-- BEGIN EXERCISE MATERIAL --
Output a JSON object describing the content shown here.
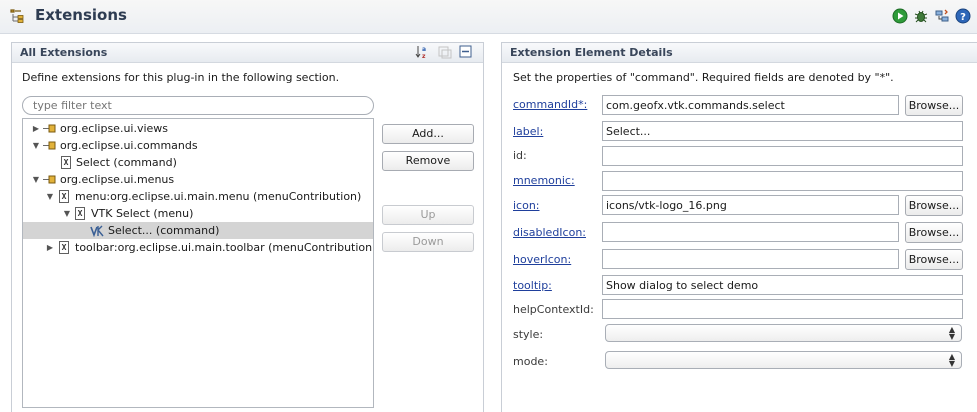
{
  "header": {
    "title": "Extensions"
  },
  "left": {
    "title": "All Extensions",
    "description": "Define extensions for this plug-in in the following section.",
    "filter_placeholder": "type filter text",
    "tree": [
      {
        "label": "org.eclipse.ui.views"
      },
      {
        "label": "org.eclipse.ui.commands"
      },
      {
        "label": "Select (command)"
      },
      {
        "label": "org.eclipse.ui.menus"
      },
      {
        "label": "menu:org.eclipse.ui.main.menu (menuContribution)"
      },
      {
        "label": "VTK Select (menu)"
      },
      {
        "label": "Select... (command)"
      },
      {
        "label": "toolbar:org.eclipse.ui.main.toolbar (menuContribution)"
      }
    ],
    "buttons": {
      "add": "Add...",
      "remove": "Remove",
      "up": "Up",
      "down": "Down"
    }
  },
  "right": {
    "title": "Extension Element Details",
    "description": "Set the properties of \"command\". Required fields are denoted by \"*\".",
    "fields": {
      "commandId": {
        "label": "commandId*:",
        "value": "com.geofx.vtk.commands.select"
      },
      "label": {
        "label": "label:",
        "value": "Select..."
      },
      "id": {
        "label": "id:",
        "value": ""
      },
      "mnemonic": {
        "label": "mnemonic:",
        "value": ""
      },
      "icon": {
        "label": "icon:",
        "value": "icons/vtk-logo_16.png"
      },
      "disabledIcon": {
        "label": "disabledIcon:",
        "value": ""
      },
      "hoverIcon": {
        "label": "hoverIcon:",
        "value": ""
      },
      "tooltip": {
        "label": "tooltip:",
        "value": "Show dialog to select demo"
      },
      "helpContextId": {
        "label": "helpContextId:",
        "value": ""
      },
      "style": {
        "label": "style:",
        "value": ""
      },
      "mode": {
        "label": "mode:",
        "value": ""
      }
    },
    "browse_label": "Browse..."
  }
}
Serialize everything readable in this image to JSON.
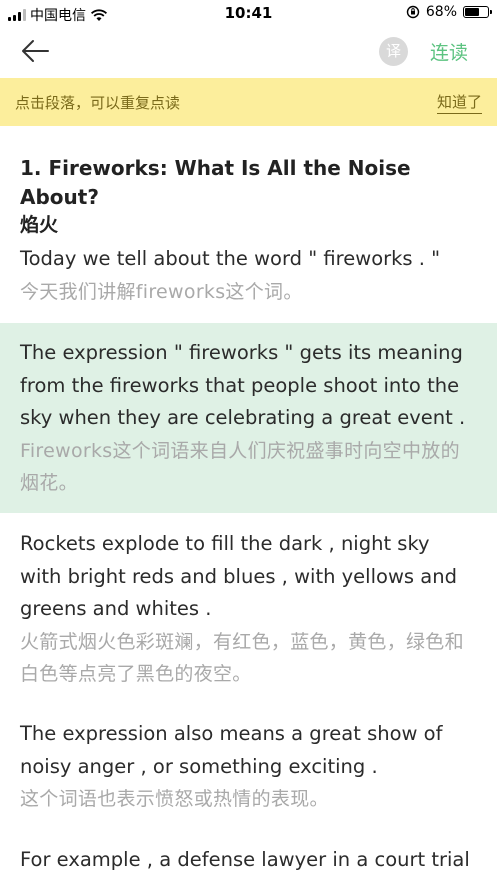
{
  "status_bar": {
    "carrier": "中国电信",
    "time": "10:41",
    "battery_percent": "68%",
    "battery_level": 0.68
  },
  "nav": {
    "translate_label": "译",
    "continuous_label": "连读",
    "accent_color": "#5dc381"
  },
  "tip": {
    "text": "点击段落，可以重复点读",
    "dismiss_label": "知道了",
    "background": "#fcee9c"
  },
  "article": {
    "title_en": "1. Fireworks: What Is All the Noise About?",
    "title_zh": "焰火",
    "paragraphs": [
      {
        "en": "Today we tell about the word \" fireworks . \"",
        "zh": "今天我们讲解fireworks这个词。",
        "active": false
      },
      {
        "en": "The expression \" fireworks \" gets its meaning from the fireworks that people shoot into the sky when they are celebrating a great event .",
        "zh": "Fireworks这个词语来自人们庆祝盛事时向空中放的烟花。",
        "active": true
      },
      {
        "en": "Rockets explode to fill the dark , night sky with bright reds and blues , with yellows and greens and whites .",
        "zh": "火箭式烟火色彩斑斓，有红色，蓝色，黄色，绿色和白色等点亮了黑色的夜空。",
        "active": false
      },
      {
        "en": "The expression also means a great show of noisy anger , or something exciting .",
        "zh": "这个词语也表示愤怒或热情的表现。",
        "active": false
      },
      {
        "en": "For example , a defense lawyer in a court trial",
        "zh": "",
        "active": false
      }
    ]
  }
}
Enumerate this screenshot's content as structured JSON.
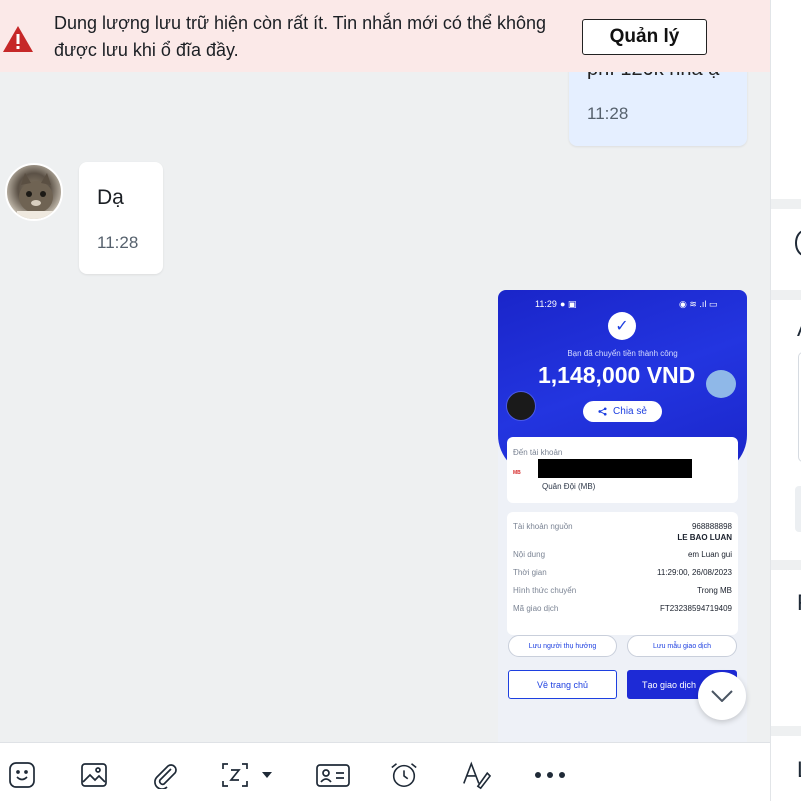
{
  "banner": {
    "message": "Dung lượng lưu trữ hiện còn rất ít. Tin nhắn mới có thể không được lưu khi ổ đĩa đầy.",
    "manage_label": "Quản lý"
  },
  "messages": {
    "sent_partial_text": "phí 120k nha ạ",
    "sent_time": "11:28",
    "received_text": "Dạ",
    "received_time": "11:28"
  },
  "transfer_image": {
    "status_time": "11:29",
    "success_text": "Bạn đã chuyển tiền thành công",
    "amount": "1,148,000 VND",
    "share_label": "Chia sẻ",
    "to_account_label": "Đến tài khoản",
    "bank_logo": "MB",
    "bank_name": "Quân Đội (MB)",
    "details": [
      {
        "key": "Tài khoản nguồn",
        "value": "968888898",
        "value2": "LE BAO LUAN"
      },
      {
        "key": "Nội dung",
        "value": "em Luan gui"
      },
      {
        "key": "Thời gian",
        "value": "11:29:00, 26/08/2023"
      },
      {
        "key": "Hình thức chuyển",
        "value": "Trong MB"
      },
      {
        "key": "Mã giao dịch",
        "value": "FT23238594719409"
      }
    ],
    "save_beneficiary_label": "Lưu người thụ hưởng",
    "save_template_label": "Lưu mẫu giao dịch",
    "home_label": "Về trang chủ",
    "new_transaction_label": "Tạo giao dịch"
  },
  "toolbar": {
    "icons": [
      "sticker-icon",
      "image-icon",
      "attachment-icon",
      "screenshot-icon",
      "contact-card-icon",
      "reminder-icon",
      "text-format-icon",
      "more-icon"
    ]
  },
  "right_panel": {
    "letters": [
      "A",
      "F",
      "L"
    ]
  },
  "colors": {
    "warning_red": "#c62828",
    "banner_bg": "#fbe9e8",
    "sent_bubble": "#e5efff",
    "bank_blue": "#1d2ad6"
  }
}
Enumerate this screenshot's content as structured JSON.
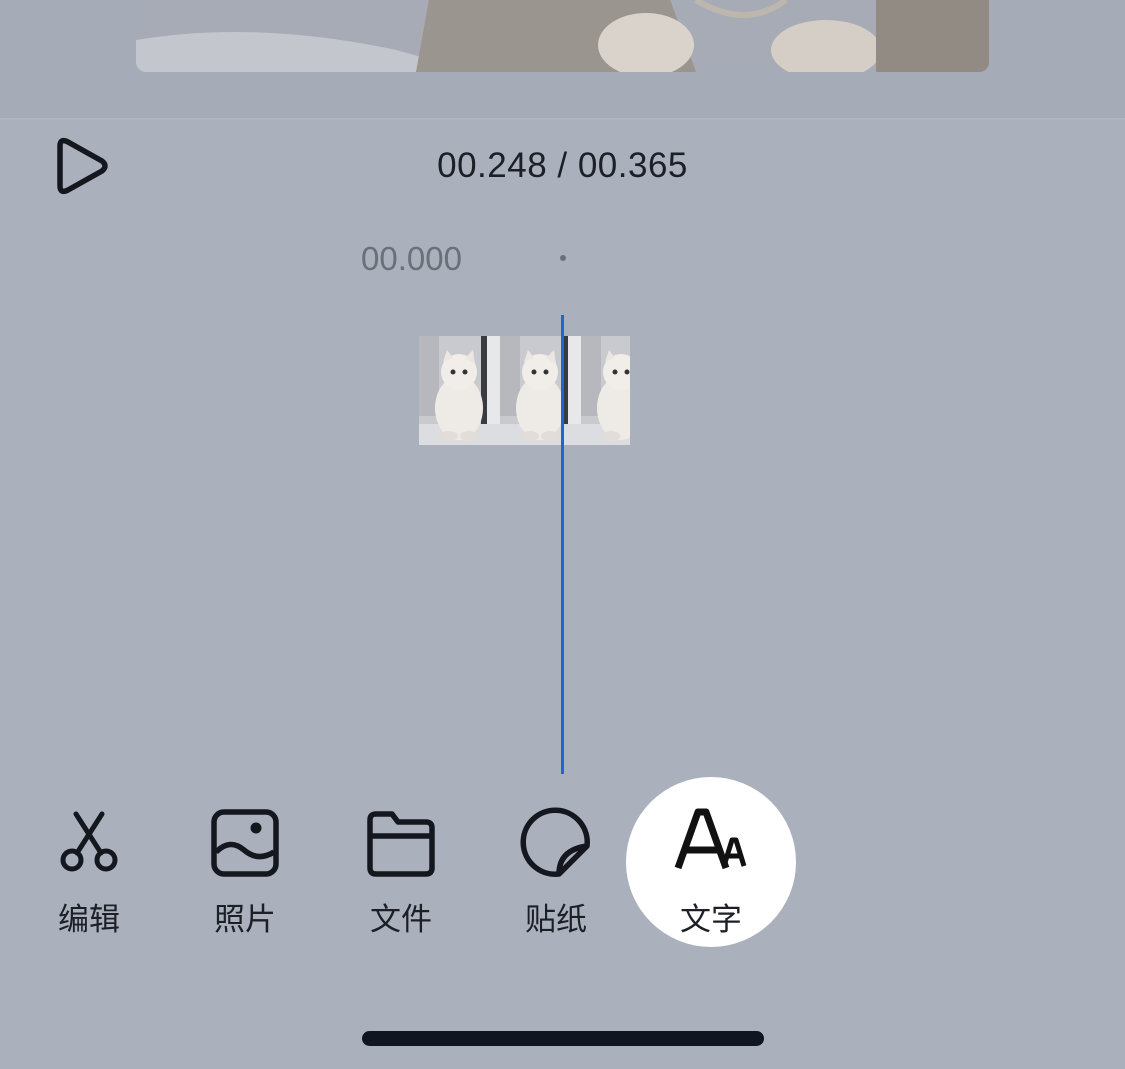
{
  "player": {
    "time_readout": "00.248 / 00.365",
    "play_icon": "play-icon"
  },
  "timeline": {
    "start_label": "00.000",
    "thumbnail_count": 3
  },
  "toolbar": {
    "items": [
      {
        "label": "编辑",
        "icon": "scissors-icon"
      },
      {
        "label": "照片",
        "icon": "image-icon"
      },
      {
        "label": "文件",
        "icon": "folder-icon"
      },
      {
        "label": "贴纸",
        "icon": "sticker-icon"
      },
      {
        "label": "文字",
        "icon": "text-icon"
      }
    ],
    "active_index": 4
  },
  "colors": {
    "background": "#abb0bd",
    "playhead": "#1e66d0",
    "active_bubble": "#ffffff",
    "text": "#1c1f26"
  }
}
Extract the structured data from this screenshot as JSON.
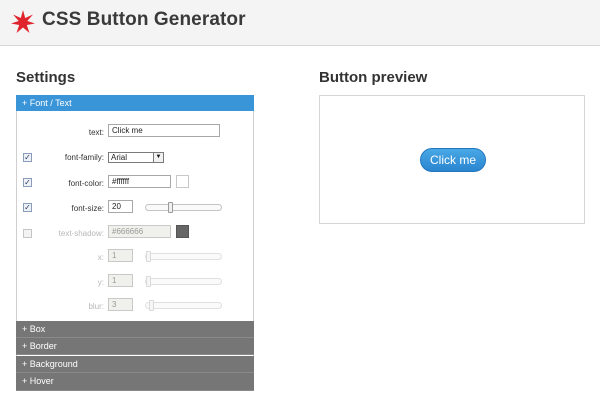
-- END EXERCISE MATERIAL --
■ WHAT YOU HAVE TO DO: In the entries above, find each line with the word "great" and copy it.

■ SOLUTION TO THE PROBLEM:
        "en": "The expression \" fireworks \" gets its meaning from the fireworks that people shoot into the sky when they are celebrating a great event .",
        "en": "The expression also means a great show of noisy anger , or something exciting .",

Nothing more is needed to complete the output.